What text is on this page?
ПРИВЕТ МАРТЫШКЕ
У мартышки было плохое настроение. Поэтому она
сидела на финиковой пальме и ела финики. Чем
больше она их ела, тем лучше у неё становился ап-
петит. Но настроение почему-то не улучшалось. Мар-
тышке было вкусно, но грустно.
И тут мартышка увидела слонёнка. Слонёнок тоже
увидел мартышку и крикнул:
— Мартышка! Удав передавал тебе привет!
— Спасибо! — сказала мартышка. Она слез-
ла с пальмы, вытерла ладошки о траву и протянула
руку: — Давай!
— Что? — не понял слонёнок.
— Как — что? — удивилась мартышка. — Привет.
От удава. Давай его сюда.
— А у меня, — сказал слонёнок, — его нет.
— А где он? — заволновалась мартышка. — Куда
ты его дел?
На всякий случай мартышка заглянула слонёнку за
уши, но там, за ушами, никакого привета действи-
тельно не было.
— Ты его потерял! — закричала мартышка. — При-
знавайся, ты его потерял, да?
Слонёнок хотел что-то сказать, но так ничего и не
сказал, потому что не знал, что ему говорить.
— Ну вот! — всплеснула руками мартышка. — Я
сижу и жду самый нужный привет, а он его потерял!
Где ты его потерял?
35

Problem requirements
Each record above should be restated word for word.

Final answer
What text is on this page?
ПРИВЕТ МАРТЫШКЕ
У мартышки было плохое настроение. Поэтому она
сидела на финиковой пальме и ела финики. Чем
больше она их ела, тем лучше у неё становился ап-
петит. Но настроение почему-то не улучшалось. Мар-
тышке было вкусно, но грустно.
И тут мартышка увидела слонёнка. Слонёнок тоже
увидел мартышку и крикнул:
— Мартышка! Удав передавал тебе привет!
— Спасибо! — сказала мартышка. Она слез-
ла с пальмы, вытерла ладошки о траву и протянула
руку: — Давай!
— Что? — не понял слонёнок.
— Как — что? — удивилась мартышка. — Привет.
От удава. Давай его сюда.
— А у меня, — сказал слонёнок, — его нет.
— А где он? — заволновалась мартышка. — Куда
ты его дел?
На всякий случай мартышка заглянула слонёнку за
уши, но там, за ушами, никакого привета действи-
тельно не было.
— Ты его потерял! — закричала мартышка. — При-
знавайся, ты его потерял, да?
Слонёнок хотел что-то сказать, но так ничего и не
сказал, потому что не знал, что ему говорить.
— Ну вот! — всплеснула руками мартышка. — Я
сижу и жду самый нужный привет, а он его потерял!
Где ты его потерял?
35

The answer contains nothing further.